• [Short problem]: Go through the entries and transcribe each one exactly, dropping the pictures.

· · · ·

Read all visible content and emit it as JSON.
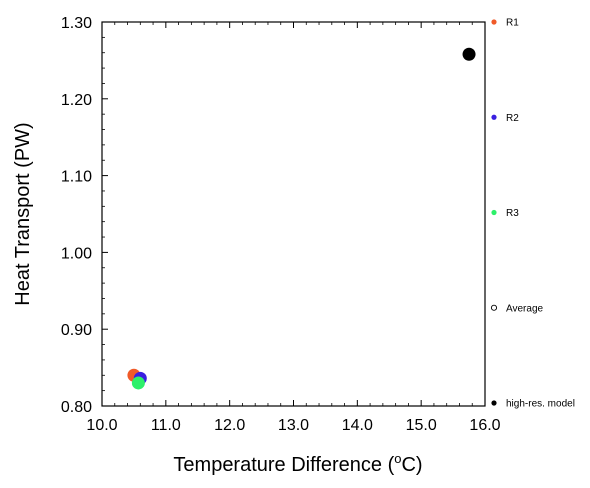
{
  "chart_data": {
    "type": "scatter",
    "xlabel_main": "Temperature Difference (",
    "xlabel_unit_sup": "o",
    "xlabel_unit_end": "C)",
    "ylabel": "Heat Transport (PW)",
    "xlim": [
      10.0,
      16.0
    ],
    "ylim": [
      0.8,
      1.3
    ],
    "x_ticks": [
      "10.0",
      "11.0",
      "12.0",
      "13.0",
      "14.0",
      "15.0",
      "16.0"
    ],
    "y_ticks": [
      "0.80",
      "0.90",
      "1.00",
      "1.10",
      "1.20",
      "1.30"
    ],
    "grid": false,
    "legend_position": "right",
    "points": [
      {
        "label": "R1",
        "x": 10.5,
        "y": 0.84,
        "color": "#f05a28",
        "filled": true
      },
      {
        "label": "R2",
        "x": 10.6,
        "y": 0.836,
        "color": "#3a1fe0",
        "filled": true
      },
      {
        "label": "R3",
        "x": 10.57,
        "y": 0.83,
        "color": "#2ef06a",
        "filled": true
      },
      {
        "label": "high-res. model",
        "x": 15.75,
        "y": 1.258,
        "color": "#000000",
        "filled": true
      }
    ],
    "legend": [
      {
        "label": "R1",
        "color": "#f05a28",
        "filled": true
      },
      {
        "label": "R2",
        "color": "#3a1fe0",
        "filled": true
      },
      {
        "label": "R3",
        "color": "#2ef06a",
        "filled": true
      },
      {
        "label": "Average",
        "color": "#000000",
        "filled": false
      },
      {
        "label": "high-res. model",
        "color": "#000000",
        "filled": true
      }
    ]
  }
}
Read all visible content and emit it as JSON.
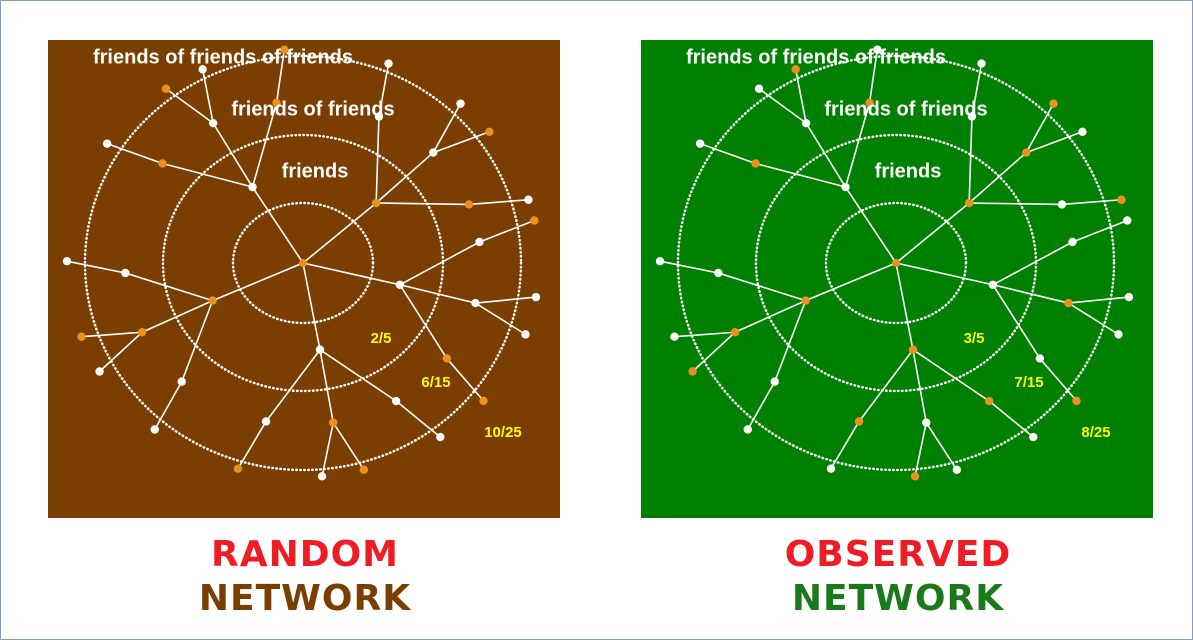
{
  "panels": [
    {
      "title": "RANDOM",
      "subtitle": "NETWORK",
      "rings": [
        "friends of friends of friends",
        "friends of friends",
        "friends"
      ],
      "fractions": [
        "2/5",
        "6/15",
        "10/25"
      ]
    },
    {
      "title": "OBSERVED",
      "subtitle": "NETWORK",
      "rings": [
        "friends of friends of friends",
        "friends of friends",
        "friends"
      ],
      "fractions": [
        "3/5",
        "7/15",
        "8/25"
      ]
    }
  ]
}
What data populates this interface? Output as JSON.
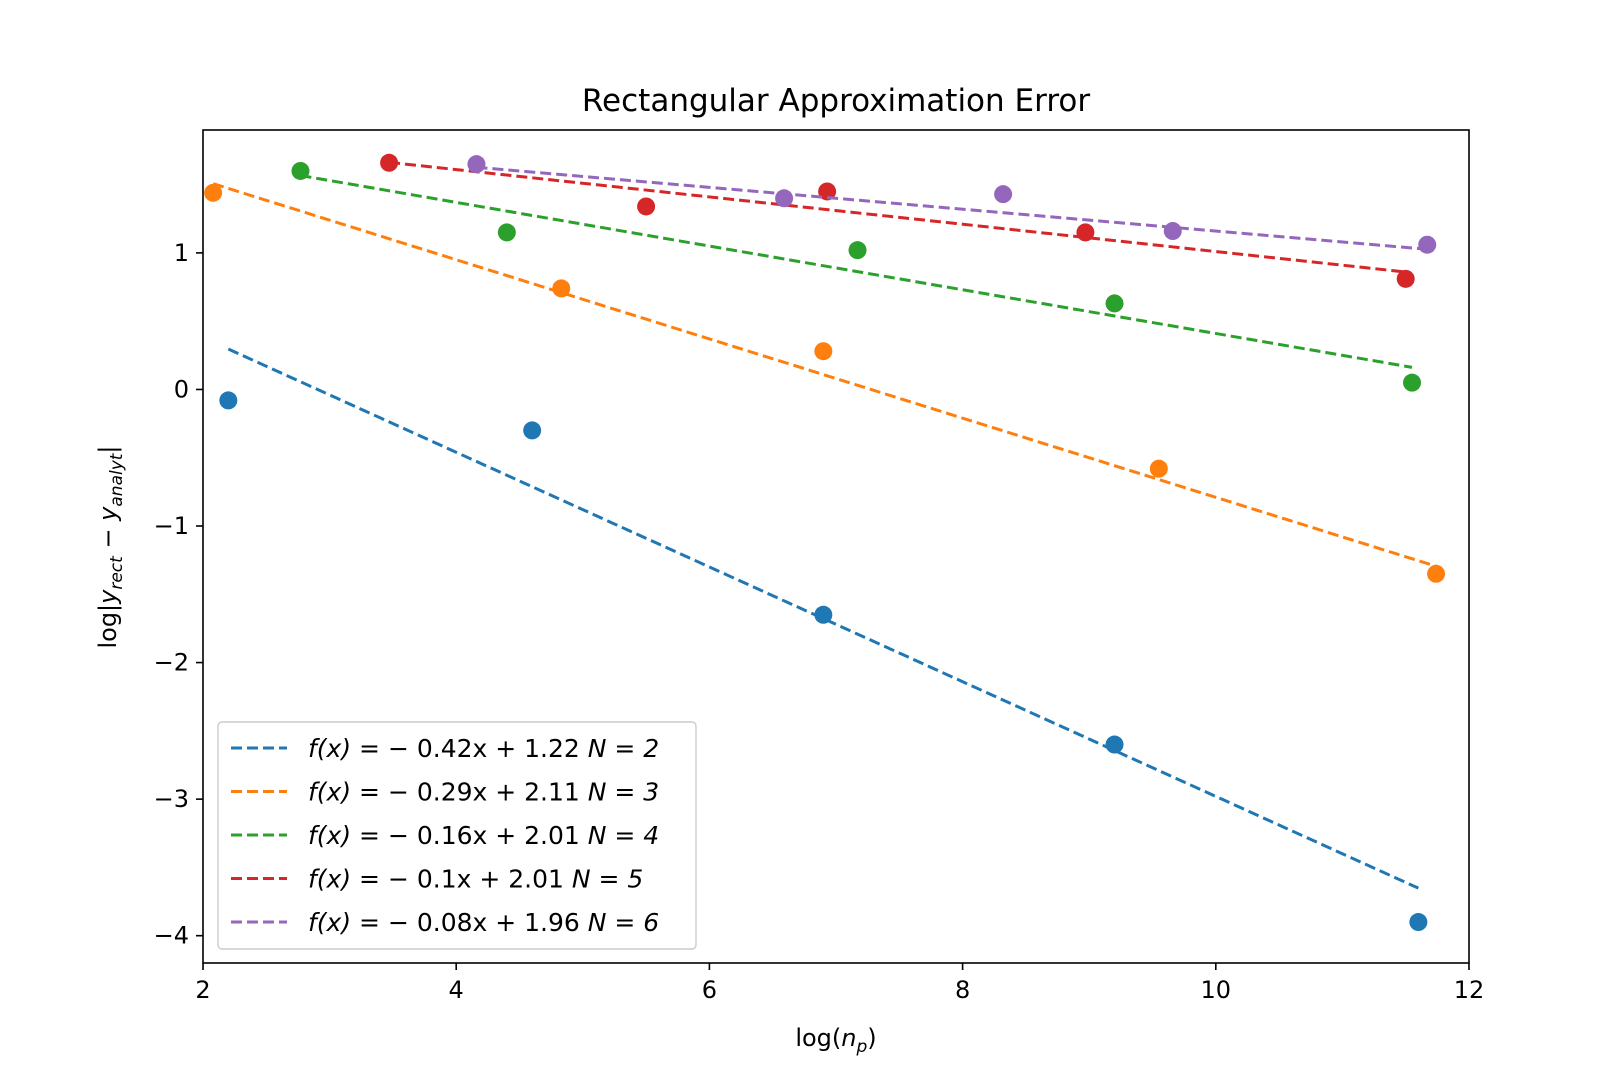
{
  "chart_data": {
    "type": "scatter",
    "title": "Rectangular Approximation Error",
    "xlabel": {
      "prefix": "log(",
      "var": "n",
      "sub": "p",
      "suffix": ")"
    },
    "ylabel": {
      "prefix": "log|",
      "v1": "y",
      "s1": "rect",
      "op": " − ",
      "v2": "y",
      "s2": "analyt",
      "suffix": "|"
    },
    "xlim": [
      2,
      12
    ],
    "ylim": [
      -4.2,
      1.9
    ],
    "xticks": [
      2,
      4,
      6,
      8,
      10,
      12
    ],
    "yticks": [
      -4,
      -3,
      -2,
      -1,
      0,
      1
    ],
    "xtick_labels": [
      "2",
      "4",
      "6",
      "8",
      "10",
      "12"
    ],
    "ytick_labels": [
      "−4",
      "−3",
      "−2",
      "−1",
      "0",
      "1"
    ],
    "grid": false,
    "legend_position": "lower-left",
    "series": [
      {
        "name": "f(x) = −0.42x + 1.22 N = 2",
        "legend": {
          "lhs": "f(x)",
          "rhs": " = − 0.42x + 1.22 ",
          "n": "N = 2"
        },
        "color": "#1f77b4",
        "slope": -0.42,
        "intercept": 1.22,
        "fit_x": [
          2.2,
          11.6
        ],
        "points": [
          [
            2.2,
            -0.08
          ],
          [
            4.6,
            -0.3
          ],
          [
            6.9,
            -1.65
          ],
          [
            9.2,
            -2.6
          ],
          [
            11.6,
            -3.9
          ]
        ]
      },
      {
        "name": "f(x) = −0.29x + 2.11 N = 3",
        "legend": {
          "lhs": "f(x)",
          "rhs": " = − 0.29x + 2.11 ",
          "n": "N = 3"
        },
        "color": "#ff7f0e",
        "slope": -0.29,
        "intercept": 2.11,
        "fit_x": [
          2.08,
          11.74
        ],
        "points": [
          [
            2.08,
            1.44
          ],
          [
            4.83,
            0.74
          ],
          [
            6.9,
            0.28
          ],
          [
            9.55,
            -0.58
          ],
          [
            11.74,
            -1.35
          ]
        ]
      },
      {
        "name": "f(x) = −0.16x + 2.01 N = 4",
        "legend": {
          "lhs": "f(x)",
          "rhs": " = − 0.16x + 2.01 ",
          "n": "N = 4"
        },
        "color": "#2ca02c",
        "slope": -0.16,
        "intercept": 2.01,
        "fit_x": [
          2.77,
          11.55
        ],
        "points": [
          [
            2.77,
            1.6
          ],
          [
            4.4,
            1.15
          ],
          [
            7.17,
            1.02
          ],
          [
            9.2,
            0.63
          ],
          [
            11.55,
            0.05
          ]
        ]
      },
      {
        "name": "f(x) = −0.1x + 2.01 N = 5",
        "legend": {
          "lhs": "f(x)",
          "rhs": " = − 0.1x + 2.01 ",
          "n": "N = 5"
        },
        "color": "#d62728",
        "slope": -0.1,
        "intercept": 2.01,
        "fit_x": [
          3.47,
          11.5
        ],
        "points": [
          [
            3.47,
            1.66
          ],
          [
            5.5,
            1.34
          ],
          [
            6.93,
            1.45
          ],
          [
            8.97,
            1.15
          ],
          [
            11.5,
            0.81
          ]
        ]
      },
      {
        "name": "f(x) = −0.08x + 1.96 N = 6",
        "legend": {
          "lhs": "f(x)",
          "rhs": " = − 0.08x + 1.96 ",
          "n": "N = 6"
        },
        "color": "#9467bd",
        "slope": -0.08,
        "intercept": 1.96,
        "fit_x": [
          4.16,
          11.67
        ],
        "points": [
          [
            4.16,
            1.65
          ],
          [
            6.59,
            1.4
          ],
          [
            8.32,
            1.43
          ],
          [
            9.66,
            1.16
          ],
          [
            11.67,
            1.06
          ]
        ]
      }
    ]
  }
}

· · · ·

• [Task solution]:
Read all visible content and emit it as JSON.
{
  "chart_data": {
    "type": "scatter",
    "xlabel_main": "Temperature Difference (",
    "xlabel_unit_sup": "o",
    "xlabel_unit_end": "C)",
    "ylabel": "Heat Transport (PW)",
    "xlim": [
      10.0,
      16.0
    ],
    "ylim": [
      0.8,
      1.3
    ],
    "x_ticks": [
      "10.0",
      "11.0",
      "12.0",
      "13.0",
      "14.0",
      "15.0",
      "16.0"
    ],
    "y_ticks": [
      "0.80",
      "0.90",
      "1.00",
      "1.10",
      "1.20",
      "1.30"
    ],
    "grid": false,
    "legend_position": "right",
    "points": [
      {
        "label": "R1",
        "x": 10.5,
        "y": 0.84,
        "color": "#f05a28",
        "filled": true
      },
      {
        "label": "R2",
        "x": 10.6,
        "y": 0.836,
        "color": "#3a1fe0",
        "filled": true
      },
      {
        "label": "R3",
        "x": 10.57,
        "y": 0.83,
        "color": "#2ef06a",
        "filled": true
      },
      {
        "label": "high-res. model",
        "x": 15.75,
        "y": 1.258,
        "color": "#000000",
        "filled": true
      }
    ],
    "legend": [
      {
        "label": "R1",
        "color": "#f05a28",
        "filled": true
      },
      {
        "label": "R2",
        "color": "#3a1fe0",
        "filled": true
      },
      {
        "label": "R3",
        "color": "#2ef06a",
        "filled": true
      },
      {
        "label": "Average",
        "color": "#000000",
        "filled": false
      },
      {
        "label": "high-res. model",
        "color": "#000000",
        "filled": true
      }
    ]
  }
}
Read all visible content and emit it as JSON.
{
  "panels": [
    {
      "title": "RANDOM",
      "subtitle": "NETWORK",
      "rings": [
        "friends of friends of friends",
        "friends of friends",
        "friends"
      ],
      "fractions": [
        "2/5",
        "6/15",
        "10/25"
      ]
    },
    {
      "title": "OBSERVED",
      "subtitle": "NETWORK",
      "rings": [
        "friends of friends of friends",
        "friends of friends",
        "friends"
      ],
      "fractions": [
        "3/5",
        "7/15",
        "8/25"
      ]
    }
  ]
}
What data populates this interface? Output as JSON.
{
  "chart_data": {
    "type": "scatter",
    "title": "Rectangular Approximation Error",
    "xlabel": {
      "prefix": "log(",
      "var": "n",
      "sub": "p",
      "suffix": ")"
    },
    "ylabel": {
      "prefix": "log|",
      "v1": "y",
      "s1": "rect",
      "op": " − ",
      "v2": "y",
      "s2": "analyt",
      "suffix": "|"
    },
    "xlim": [
      2,
      12
    ],
    "ylim": [
      -4.2,
      1.9
    ],
    "xticks": [
      2,
      4,
      6,
      8,
      10,
      12
    ],
    "yticks": [
      -4,
      -3,
      -2,
      -1,
      0,
      1
    ],
    "xtick_labels": [
      "2",
      "4",
      "6",
      "8",
      "10",
      "12"
    ],
    "ytick_labels": [
      "−4",
      "−3",
      "−2",
      "−1",
      "0",
      "1"
    ],
    "grid": false,
    "legend_position": "lower-left",
    "series": [
      {
        "name": "f(x) = −0.42x + 1.22 N = 2",
        "legend": {
          "lhs": "f(x)",
          "rhs": " = − 0.42x + 1.22 ",
          "n": "N = 2"
        },
        "color": "#1f77b4",
        "slope": -0.42,
        "intercept": 1.22,
        "fit_x": [
          2.2,
          11.6
        ],
        "points": [
          [
            2.2,
            -0.08
          ],
          [
            4.6,
            -0.3
          ],
          [
            6.9,
            -1.65
          ],
          [
            9.2,
            -2.6
          ],
          [
            11.6,
            -3.9
          ]
        ]
      },
      {
        "name": "f(x) = −0.29x + 2.11 N = 3",
        "legend": {
          "lhs": "f(x)",
          "rhs": " = − 0.29x + 2.11 ",
          "n": "N = 3"
        },
        "color": "#ff7f0e",
        "slope": -0.29,
        "intercept": 2.11,
        "fit_x": [
          2.08,
          11.74
        ],
        "points": [
          [
            2.08,
            1.44
          ],
          [
            4.83,
            0.74
          ],
          [
            6.9,
            0.28
          ],
          [
            9.55,
            -0.58
          ],
          [
            11.74,
            -1.35
          ]
        ]
      },
      {
        "name": "f(x) = −0.16x + 2.01 N = 4",
        "legend": {
          "lhs": "f(x)",
          "rhs": " = − 0.16x + 2.01 ",
          "n": "N = 4"
        },
        "color": "#2ca02c",
        "slope": -0.16,
        "intercept": 2.01,
        "fit_x": [
          2.77,
          11.55
        ],
        "points": [
          [
            2.77,
            1.6
          ],
          [
            4.4,
            1.15
          ],
          [
            7.17,
            1.02
          ],
          [
            9.2,
            0.63
          ],
          [
            11.55,
            0.05
          ]
        ]
      },
      {
        "name": "f(x) = −0.1x + 2.01 N = 5",
        "legend": {
          "lhs": "f(x)",
          "rhs": " = − 0.1x + 2.01 ",
          "n": "N = 5"
        },
        "color": "#d62728",
        "slope": -0.1,
        "intercept": 2.01,
        "fit_x": [
          3.47,
          11.5
        ],
        "points": [
          [
            3.47,
            1.66
          ],
          [
            5.5,
            1.34
          ],
          [
            6.93,
            1.45
          ],
          [
            8.97,
            1.15
          ],
          [
            11.5,
            0.81
          ]
        ]
      },
      {
        "name": "f(x) = −0.08x + 1.96 N = 6",
        "legend": {
          "lhs": "f(x)",
          "rhs": " = − 0.08x + 1.96 ",
          "n": "N = 6"
        },
        "color": "#9467bd",
        "slope": -0.08,
        "intercept": 1.96,
        "fit_x": [
          4.16,
          11.67
        ],
        "points": [
          [
            4.16,
            1.65
          ],
          [
            6.59,
            1.4
          ],
          [
            8.32,
            1.43
          ],
          [
            9.66,
            1.16
          ],
          [
            11.67,
            1.06
          ]
        ]
      }
    ]
  }
}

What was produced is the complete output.